"""
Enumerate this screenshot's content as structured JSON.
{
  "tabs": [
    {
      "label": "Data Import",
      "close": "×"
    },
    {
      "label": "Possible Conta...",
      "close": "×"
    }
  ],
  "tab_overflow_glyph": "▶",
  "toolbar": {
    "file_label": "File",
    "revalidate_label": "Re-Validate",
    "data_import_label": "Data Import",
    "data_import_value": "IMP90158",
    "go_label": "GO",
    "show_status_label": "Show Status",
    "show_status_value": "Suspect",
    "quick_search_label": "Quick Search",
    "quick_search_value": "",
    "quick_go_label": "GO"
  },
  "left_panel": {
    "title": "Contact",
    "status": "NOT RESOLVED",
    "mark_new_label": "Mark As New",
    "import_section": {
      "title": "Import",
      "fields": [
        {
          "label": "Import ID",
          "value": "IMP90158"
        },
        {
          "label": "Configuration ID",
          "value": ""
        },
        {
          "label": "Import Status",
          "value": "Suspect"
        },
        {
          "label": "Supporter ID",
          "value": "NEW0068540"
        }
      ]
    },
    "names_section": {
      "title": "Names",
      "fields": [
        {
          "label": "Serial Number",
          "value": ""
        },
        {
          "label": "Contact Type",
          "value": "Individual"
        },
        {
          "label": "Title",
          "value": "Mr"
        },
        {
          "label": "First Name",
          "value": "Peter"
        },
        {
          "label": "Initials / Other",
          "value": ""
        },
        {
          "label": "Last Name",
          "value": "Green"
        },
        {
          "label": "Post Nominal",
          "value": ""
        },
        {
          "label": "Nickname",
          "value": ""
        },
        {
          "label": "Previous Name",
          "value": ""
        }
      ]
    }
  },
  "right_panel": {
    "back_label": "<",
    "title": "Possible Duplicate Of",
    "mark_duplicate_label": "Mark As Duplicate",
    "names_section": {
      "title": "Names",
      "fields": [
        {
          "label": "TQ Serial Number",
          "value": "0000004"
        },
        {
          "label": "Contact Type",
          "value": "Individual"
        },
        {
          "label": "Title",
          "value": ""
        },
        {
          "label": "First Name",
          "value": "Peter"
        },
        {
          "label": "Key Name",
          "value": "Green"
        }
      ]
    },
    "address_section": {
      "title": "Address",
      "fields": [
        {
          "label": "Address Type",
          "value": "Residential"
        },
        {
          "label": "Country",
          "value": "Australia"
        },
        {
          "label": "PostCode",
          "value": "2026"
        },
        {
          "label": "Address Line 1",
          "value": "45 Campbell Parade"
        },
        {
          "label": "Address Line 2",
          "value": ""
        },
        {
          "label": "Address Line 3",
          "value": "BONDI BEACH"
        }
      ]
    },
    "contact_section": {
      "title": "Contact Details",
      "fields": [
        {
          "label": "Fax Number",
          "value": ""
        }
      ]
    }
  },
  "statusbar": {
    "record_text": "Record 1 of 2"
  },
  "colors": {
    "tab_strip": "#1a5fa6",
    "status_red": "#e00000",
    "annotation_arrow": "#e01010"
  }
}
"""
_Written instruction_.
From the entries above, select each line containing the string "Duplicate".

_Right answer_.
    "title": "Possible Duplicate Of",
    "mark_duplicate_label": "Mark As Duplicate",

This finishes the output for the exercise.